» **Records supplied**:

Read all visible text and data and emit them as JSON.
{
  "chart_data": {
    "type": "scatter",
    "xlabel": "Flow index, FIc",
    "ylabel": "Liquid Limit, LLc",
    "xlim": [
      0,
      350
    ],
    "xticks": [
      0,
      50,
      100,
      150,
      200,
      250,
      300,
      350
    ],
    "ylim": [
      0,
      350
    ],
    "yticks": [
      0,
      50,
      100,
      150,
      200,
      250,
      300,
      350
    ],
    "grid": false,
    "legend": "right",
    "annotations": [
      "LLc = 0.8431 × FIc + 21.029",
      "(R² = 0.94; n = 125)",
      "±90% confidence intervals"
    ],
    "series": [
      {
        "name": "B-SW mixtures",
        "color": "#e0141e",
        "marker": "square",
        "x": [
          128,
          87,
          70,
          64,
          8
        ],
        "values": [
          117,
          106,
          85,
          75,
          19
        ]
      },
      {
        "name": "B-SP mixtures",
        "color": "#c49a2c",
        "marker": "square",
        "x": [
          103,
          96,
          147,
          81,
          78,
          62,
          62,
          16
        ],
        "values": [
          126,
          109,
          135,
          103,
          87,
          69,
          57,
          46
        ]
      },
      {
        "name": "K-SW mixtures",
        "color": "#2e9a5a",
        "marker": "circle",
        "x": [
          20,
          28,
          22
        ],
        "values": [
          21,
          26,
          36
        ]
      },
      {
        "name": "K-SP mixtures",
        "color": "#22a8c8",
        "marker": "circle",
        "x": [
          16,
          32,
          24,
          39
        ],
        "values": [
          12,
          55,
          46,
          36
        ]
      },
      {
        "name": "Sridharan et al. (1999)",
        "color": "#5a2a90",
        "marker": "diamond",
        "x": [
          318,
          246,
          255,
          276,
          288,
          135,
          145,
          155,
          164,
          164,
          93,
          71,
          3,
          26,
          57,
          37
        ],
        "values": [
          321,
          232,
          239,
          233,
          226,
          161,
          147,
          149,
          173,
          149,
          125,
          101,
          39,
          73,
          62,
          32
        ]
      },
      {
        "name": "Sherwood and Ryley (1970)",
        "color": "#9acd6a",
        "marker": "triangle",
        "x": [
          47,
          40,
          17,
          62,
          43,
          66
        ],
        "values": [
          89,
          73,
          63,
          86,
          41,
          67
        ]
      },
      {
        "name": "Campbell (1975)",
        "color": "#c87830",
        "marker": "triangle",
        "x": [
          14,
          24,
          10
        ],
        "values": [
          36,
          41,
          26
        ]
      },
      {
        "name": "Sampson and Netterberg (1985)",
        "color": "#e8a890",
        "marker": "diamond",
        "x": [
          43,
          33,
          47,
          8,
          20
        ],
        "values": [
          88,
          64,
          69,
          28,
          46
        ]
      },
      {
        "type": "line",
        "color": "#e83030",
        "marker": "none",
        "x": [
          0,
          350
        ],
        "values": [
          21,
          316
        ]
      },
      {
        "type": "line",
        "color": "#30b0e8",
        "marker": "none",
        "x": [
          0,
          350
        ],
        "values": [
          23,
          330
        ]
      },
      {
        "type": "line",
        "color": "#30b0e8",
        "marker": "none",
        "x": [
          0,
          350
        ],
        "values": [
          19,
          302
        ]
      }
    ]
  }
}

» **Problem description**: Look over the listing. Pull out every line with the string "mixtures" in it.

» **Written response**:
        "name": "B-SW mixtures",
        "name": "B-SP mixtures",
        "name": "K-SW mixtures",
        "name": "K-SP mixtures",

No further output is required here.